Spatial annotation entries:
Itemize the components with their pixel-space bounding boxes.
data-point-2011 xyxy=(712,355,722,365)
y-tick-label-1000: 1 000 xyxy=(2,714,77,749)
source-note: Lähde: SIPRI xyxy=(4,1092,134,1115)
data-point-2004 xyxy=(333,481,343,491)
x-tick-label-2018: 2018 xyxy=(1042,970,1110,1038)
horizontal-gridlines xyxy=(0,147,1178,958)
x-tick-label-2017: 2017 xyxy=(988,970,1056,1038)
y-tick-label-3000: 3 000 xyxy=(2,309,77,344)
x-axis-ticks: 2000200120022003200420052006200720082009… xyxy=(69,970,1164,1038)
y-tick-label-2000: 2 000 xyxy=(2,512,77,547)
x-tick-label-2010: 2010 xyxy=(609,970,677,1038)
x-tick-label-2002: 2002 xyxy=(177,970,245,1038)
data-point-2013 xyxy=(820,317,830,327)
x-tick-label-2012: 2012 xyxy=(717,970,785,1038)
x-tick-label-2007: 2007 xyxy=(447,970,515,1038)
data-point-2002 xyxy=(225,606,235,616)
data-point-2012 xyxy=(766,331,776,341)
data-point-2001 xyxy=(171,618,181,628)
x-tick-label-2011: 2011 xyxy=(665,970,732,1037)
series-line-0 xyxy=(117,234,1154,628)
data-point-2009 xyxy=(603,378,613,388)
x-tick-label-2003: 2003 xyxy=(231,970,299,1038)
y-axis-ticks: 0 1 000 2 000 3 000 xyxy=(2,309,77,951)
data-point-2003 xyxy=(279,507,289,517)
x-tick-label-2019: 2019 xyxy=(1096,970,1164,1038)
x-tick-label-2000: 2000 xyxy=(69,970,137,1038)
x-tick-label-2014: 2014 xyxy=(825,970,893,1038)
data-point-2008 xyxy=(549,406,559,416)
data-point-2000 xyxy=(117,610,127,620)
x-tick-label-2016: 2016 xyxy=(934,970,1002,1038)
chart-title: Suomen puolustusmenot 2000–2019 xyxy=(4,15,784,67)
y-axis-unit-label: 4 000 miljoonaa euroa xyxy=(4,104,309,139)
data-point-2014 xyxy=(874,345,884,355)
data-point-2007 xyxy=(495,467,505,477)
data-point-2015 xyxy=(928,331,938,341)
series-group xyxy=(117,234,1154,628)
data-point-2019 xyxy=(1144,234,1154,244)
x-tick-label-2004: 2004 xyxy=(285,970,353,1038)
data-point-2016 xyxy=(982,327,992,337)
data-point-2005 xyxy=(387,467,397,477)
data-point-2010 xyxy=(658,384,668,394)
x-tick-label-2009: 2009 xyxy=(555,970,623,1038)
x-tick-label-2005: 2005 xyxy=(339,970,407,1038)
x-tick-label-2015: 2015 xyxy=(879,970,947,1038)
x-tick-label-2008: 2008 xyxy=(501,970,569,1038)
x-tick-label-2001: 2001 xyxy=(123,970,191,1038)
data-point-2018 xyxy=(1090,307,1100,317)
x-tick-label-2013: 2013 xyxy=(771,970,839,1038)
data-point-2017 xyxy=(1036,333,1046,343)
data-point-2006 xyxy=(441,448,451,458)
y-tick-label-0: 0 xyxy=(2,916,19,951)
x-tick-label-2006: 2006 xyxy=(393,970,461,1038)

THE TASK:
Copy out the stretch from the start of the records through the line containing "x-tick-label-2002: 2002 xyxy=(177,970,245,1038)", keeping every line unchanged.

RESPONSE BELOW:
Itemize the components with their pixel-space bounding boxes.
data-point-2011 xyxy=(712,355,722,365)
y-tick-label-1000: 1 000 xyxy=(2,714,77,749)
source-note: Lähde: SIPRI xyxy=(4,1092,134,1115)
data-point-2004 xyxy=(333,481,343,491)
x-tick-label-2018: 2018 xyxy=(1042,970,1110,1038)
horizontal-gridlines xyxy=(0,147,1178,958)
x-tick-label-2017: 2017 xyxy=(988,970,1056,1038)
y-tick-label-3000: 3 000 xyxy=(2,309,77,344)
x-axis-ticks: 2000200120022003200420052006200720082009… xyxy=(69,970,1164,1038)
y-tick-label-2000: 2 000 xyxy=(2,512,77,547)
x-tick-label-2010: 2010 xyxy=(609,970,677,1038)
x-tick-label-2002: 2002 xyxy=(177,970,245,1038)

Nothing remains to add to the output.